• **What needs to be done**: Repeat exactly the lines from the one containing "Read all visible content and emit it as JSON." through the last line of the records below, both included, and nothing else.

• **Stored data**:
— Begin —

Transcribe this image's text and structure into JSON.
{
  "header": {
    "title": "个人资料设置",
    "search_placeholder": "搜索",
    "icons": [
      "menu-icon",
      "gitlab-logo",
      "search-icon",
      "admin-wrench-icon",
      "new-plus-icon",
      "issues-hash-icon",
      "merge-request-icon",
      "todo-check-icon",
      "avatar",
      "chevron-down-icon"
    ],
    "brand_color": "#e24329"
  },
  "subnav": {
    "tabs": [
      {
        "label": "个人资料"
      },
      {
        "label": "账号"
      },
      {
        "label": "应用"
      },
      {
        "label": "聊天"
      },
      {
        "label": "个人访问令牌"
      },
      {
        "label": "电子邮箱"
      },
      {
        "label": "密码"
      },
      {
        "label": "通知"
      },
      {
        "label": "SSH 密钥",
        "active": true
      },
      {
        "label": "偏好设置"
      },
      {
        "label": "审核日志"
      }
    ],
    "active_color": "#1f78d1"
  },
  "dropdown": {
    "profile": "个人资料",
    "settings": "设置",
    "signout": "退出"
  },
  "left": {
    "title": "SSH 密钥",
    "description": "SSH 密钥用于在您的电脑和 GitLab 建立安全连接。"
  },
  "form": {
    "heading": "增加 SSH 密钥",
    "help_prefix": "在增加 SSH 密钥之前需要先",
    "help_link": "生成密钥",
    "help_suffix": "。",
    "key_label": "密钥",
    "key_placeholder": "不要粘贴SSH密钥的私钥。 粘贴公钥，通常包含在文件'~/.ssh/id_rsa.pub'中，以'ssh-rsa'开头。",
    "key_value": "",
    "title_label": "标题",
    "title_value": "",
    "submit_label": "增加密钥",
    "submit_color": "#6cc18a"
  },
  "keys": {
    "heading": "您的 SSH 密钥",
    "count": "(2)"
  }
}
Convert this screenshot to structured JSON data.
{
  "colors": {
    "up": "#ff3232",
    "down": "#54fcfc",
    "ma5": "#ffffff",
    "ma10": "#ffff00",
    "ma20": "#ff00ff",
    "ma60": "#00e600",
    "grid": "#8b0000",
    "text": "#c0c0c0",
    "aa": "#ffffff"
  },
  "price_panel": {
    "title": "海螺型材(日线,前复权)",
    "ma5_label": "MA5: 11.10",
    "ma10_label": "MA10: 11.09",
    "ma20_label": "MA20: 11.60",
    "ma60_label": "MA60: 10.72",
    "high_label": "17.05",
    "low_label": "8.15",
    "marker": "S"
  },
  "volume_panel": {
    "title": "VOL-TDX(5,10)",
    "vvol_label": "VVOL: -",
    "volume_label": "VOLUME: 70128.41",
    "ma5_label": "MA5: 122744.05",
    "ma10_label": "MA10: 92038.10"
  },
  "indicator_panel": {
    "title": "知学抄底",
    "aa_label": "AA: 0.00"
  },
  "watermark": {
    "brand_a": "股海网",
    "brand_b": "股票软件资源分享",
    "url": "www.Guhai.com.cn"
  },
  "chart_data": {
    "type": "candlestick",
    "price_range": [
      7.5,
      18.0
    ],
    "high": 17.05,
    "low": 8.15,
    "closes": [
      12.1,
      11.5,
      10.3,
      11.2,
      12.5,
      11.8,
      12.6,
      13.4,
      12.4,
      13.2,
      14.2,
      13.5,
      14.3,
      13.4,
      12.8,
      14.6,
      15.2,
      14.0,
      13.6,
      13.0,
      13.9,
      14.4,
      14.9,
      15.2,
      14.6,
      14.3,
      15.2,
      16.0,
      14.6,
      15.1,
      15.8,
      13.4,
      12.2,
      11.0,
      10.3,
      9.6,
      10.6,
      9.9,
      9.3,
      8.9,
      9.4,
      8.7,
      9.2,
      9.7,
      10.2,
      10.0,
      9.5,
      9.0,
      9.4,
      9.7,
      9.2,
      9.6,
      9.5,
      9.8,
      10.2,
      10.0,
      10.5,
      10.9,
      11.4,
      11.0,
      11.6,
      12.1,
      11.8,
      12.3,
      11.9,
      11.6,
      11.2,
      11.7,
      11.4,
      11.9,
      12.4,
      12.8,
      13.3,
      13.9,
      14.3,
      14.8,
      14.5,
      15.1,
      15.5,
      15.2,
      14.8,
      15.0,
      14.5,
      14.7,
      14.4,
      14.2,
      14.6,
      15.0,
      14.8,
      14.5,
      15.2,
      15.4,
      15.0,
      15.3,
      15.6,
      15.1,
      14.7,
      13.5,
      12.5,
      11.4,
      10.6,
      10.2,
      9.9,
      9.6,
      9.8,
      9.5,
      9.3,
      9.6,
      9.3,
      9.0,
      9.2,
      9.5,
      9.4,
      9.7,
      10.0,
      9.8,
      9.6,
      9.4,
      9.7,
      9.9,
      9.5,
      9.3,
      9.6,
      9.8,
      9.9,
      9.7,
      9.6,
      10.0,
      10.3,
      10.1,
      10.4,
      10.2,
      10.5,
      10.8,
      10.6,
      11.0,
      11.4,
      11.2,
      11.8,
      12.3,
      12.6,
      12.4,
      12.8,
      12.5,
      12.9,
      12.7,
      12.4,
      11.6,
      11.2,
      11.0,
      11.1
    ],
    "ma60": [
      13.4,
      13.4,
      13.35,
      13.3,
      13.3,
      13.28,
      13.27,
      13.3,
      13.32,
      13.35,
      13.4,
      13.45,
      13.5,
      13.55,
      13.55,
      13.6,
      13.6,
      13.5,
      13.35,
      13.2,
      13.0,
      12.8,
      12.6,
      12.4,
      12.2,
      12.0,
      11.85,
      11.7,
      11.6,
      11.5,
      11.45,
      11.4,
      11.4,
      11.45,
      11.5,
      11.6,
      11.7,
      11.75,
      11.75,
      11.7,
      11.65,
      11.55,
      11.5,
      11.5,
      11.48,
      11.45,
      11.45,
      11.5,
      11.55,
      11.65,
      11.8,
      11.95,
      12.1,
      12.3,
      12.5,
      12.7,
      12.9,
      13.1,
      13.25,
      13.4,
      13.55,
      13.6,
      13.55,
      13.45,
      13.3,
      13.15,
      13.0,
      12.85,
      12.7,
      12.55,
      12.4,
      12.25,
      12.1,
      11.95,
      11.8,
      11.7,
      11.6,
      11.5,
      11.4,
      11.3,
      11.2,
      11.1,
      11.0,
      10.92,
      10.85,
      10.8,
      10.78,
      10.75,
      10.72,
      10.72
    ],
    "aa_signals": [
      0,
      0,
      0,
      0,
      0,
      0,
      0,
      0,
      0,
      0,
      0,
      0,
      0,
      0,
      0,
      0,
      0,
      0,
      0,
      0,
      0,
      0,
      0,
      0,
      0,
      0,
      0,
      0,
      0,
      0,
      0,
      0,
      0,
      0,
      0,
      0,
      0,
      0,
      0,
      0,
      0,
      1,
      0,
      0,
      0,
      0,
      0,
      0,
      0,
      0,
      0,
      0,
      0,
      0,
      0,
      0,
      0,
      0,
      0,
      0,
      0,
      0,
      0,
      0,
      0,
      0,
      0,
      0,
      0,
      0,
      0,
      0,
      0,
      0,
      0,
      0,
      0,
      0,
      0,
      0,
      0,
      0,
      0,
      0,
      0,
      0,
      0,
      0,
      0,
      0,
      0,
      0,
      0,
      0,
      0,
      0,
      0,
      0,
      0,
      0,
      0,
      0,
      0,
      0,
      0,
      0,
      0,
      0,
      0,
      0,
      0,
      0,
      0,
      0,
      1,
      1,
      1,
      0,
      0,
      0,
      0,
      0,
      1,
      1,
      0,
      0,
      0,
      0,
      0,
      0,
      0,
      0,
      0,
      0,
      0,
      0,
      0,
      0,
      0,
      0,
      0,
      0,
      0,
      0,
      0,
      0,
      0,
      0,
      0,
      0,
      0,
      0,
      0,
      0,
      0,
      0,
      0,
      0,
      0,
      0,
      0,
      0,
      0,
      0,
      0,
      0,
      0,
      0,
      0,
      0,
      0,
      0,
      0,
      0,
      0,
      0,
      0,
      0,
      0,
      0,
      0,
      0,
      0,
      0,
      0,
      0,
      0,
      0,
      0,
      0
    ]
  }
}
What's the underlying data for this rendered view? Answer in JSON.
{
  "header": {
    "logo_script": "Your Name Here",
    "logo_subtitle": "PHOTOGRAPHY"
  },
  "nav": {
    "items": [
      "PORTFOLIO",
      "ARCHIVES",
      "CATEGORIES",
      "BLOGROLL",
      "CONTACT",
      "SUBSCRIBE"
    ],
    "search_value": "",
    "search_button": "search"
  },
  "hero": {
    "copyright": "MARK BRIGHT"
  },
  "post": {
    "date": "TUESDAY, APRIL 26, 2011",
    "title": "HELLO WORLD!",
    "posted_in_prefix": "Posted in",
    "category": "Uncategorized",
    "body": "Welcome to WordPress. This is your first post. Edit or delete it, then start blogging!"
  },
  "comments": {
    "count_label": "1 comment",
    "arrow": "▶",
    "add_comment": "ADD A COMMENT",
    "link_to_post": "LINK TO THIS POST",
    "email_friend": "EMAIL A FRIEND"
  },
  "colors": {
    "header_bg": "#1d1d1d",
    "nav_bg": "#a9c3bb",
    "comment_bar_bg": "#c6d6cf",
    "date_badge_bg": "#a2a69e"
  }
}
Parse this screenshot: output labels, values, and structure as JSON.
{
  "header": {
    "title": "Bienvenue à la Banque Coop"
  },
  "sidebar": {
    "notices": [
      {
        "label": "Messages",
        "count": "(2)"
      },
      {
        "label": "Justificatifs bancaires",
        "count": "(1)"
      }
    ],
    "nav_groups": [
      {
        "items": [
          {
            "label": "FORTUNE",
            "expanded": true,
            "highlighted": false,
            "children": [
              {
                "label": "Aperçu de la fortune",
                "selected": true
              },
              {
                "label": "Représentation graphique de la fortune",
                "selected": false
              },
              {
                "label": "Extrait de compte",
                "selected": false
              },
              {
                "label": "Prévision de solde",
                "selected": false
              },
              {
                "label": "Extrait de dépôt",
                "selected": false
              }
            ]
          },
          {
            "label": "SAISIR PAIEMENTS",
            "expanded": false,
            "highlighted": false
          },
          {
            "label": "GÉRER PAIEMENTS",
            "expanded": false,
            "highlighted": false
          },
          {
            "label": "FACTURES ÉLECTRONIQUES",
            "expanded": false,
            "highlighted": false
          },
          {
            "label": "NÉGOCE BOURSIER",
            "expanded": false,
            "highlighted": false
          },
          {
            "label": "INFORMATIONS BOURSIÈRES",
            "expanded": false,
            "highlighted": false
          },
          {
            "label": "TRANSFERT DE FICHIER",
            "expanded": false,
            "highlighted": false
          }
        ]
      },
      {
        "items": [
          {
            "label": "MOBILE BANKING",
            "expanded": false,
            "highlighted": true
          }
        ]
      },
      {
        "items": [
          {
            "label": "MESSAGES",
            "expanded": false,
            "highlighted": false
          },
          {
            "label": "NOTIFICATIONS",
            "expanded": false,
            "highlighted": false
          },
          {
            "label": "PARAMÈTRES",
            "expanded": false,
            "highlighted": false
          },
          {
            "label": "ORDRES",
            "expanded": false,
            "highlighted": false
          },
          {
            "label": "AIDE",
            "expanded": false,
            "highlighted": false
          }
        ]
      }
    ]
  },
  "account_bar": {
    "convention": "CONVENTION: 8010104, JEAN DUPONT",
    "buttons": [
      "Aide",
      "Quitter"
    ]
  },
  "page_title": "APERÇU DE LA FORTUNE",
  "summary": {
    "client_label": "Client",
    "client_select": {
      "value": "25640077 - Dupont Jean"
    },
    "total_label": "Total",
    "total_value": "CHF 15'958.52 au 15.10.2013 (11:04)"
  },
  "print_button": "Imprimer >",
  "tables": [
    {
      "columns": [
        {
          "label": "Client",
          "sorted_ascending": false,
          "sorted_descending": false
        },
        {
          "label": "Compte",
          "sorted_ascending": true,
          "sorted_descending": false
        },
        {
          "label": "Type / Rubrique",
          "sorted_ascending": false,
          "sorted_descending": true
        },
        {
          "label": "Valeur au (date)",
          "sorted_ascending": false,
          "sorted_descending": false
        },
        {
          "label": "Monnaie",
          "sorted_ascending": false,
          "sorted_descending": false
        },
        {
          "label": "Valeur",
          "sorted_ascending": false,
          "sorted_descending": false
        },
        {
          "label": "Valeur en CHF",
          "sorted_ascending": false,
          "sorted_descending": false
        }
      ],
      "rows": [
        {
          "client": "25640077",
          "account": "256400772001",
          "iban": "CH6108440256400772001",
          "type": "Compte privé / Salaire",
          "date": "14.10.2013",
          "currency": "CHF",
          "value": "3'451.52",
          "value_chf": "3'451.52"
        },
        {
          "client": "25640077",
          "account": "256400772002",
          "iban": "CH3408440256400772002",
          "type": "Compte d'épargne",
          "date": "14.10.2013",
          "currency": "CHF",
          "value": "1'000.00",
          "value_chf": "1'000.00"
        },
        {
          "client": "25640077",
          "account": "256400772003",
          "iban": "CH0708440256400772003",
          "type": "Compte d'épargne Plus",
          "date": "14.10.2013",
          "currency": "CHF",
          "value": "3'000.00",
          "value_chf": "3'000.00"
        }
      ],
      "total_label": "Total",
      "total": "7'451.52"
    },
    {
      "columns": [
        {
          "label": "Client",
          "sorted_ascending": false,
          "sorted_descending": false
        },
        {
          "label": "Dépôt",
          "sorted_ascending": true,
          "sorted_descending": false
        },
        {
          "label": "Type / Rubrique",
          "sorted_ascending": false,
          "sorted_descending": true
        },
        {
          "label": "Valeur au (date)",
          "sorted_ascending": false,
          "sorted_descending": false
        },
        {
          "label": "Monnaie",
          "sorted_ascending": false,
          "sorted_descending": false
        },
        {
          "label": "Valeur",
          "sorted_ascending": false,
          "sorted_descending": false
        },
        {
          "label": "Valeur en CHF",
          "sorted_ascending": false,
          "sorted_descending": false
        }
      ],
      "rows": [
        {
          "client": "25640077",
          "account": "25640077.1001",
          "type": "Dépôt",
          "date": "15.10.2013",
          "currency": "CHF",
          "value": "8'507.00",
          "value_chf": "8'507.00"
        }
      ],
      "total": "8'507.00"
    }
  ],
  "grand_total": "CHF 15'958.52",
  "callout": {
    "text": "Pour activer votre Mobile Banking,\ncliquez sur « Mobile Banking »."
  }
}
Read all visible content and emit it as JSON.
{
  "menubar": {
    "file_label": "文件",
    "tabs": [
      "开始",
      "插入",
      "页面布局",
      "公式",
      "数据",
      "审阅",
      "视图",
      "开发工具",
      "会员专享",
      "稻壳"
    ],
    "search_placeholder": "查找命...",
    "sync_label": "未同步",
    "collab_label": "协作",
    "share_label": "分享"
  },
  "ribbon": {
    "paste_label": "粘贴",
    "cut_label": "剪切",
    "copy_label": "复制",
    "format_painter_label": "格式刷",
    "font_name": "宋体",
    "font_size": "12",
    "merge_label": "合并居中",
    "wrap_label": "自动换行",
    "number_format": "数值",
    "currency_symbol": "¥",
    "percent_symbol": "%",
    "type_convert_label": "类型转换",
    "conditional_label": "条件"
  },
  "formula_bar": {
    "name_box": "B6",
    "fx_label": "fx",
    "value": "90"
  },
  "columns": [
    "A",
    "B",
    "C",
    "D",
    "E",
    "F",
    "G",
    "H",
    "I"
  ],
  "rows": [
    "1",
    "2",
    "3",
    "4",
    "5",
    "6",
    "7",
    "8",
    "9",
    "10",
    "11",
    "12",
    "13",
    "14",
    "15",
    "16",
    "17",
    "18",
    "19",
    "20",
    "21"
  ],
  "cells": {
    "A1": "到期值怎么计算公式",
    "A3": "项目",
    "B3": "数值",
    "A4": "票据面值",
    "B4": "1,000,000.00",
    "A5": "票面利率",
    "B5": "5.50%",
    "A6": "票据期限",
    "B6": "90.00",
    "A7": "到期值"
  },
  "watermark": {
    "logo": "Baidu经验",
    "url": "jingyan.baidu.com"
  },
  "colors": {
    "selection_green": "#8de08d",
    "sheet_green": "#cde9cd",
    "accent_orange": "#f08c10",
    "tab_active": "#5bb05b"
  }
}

— End —

• **Answer for the task**:
Read all visible content and emit it as JSON.
{
  "menubar": {
    "file_label": "文件",
    "tabs": [
      "开始",
      "插入",
      "页面布局",
      "公式",
      "数据",
      "审阅",
      "视图",
      "开发工具",
      "会员专享",
      "稻壳"
    ],
    "search_placeholder": "查找命...",
    "sync_label": "未同步",
    "collab_label": "协作",
    "share_label": "分享"
  },
  "ribbon": {
    "paste_label": "粘贴",
    "cut_label": "剪切",
    "copy_label": "复制",
    "format_painter_label": "格式刷",
    "font_name": "宋体",
    "font_size": "12",
    "merge_label": "合并居中",
    "wrap_label": "自动换行",
    "number_format": "数值",
    "currency_symbol": "¥",
    "percent_symbol": "%",
    "type_convert_label": "类型转换",
    "conditional_label": "条件"
  },
  "formula_bar": {
    "name_box": "B6",
    "fx_label": "fx",
    "value": "90"
  },
  "columns": [
    "A",
    "B",
    "C",
    "D",
    "E",
    "F",
    "G",
    "H",
    "I"
  ],
  "rows": [
    "1",
    "2",
    "3",
    "4",
    "5",
    "6",
    "7",
    "8",
    "9",
    "10",
    "11",
    "12",
    "13",
    "14",
    "15",
    "16",
    "17",
    "18",
    "19",
    "20",
    "21"
  ],
  "cells": {
    "A1": "到期值怎么计算公式",
    "A3": "项目",
    "B3": "数值",
    "A4": "票据面值",
    "B4": "1,000,000.00",
    "A5": "票面利率",
    "B5": "5.50%",
    "A6": "票据期限",
    "B6": "90.00",
    "A7": "到期值"
  },
  "watermark": {
    "logo": "Baidu经验",
    "url": "jingyan.baidu.com"
  },
  "colors": {
    "selection_green": "#8de08d",
    "sheet_green": "#cde9cd",
    "accent_orange": "#f08c10",
    "tab_active": "#5bb05b"
  }
}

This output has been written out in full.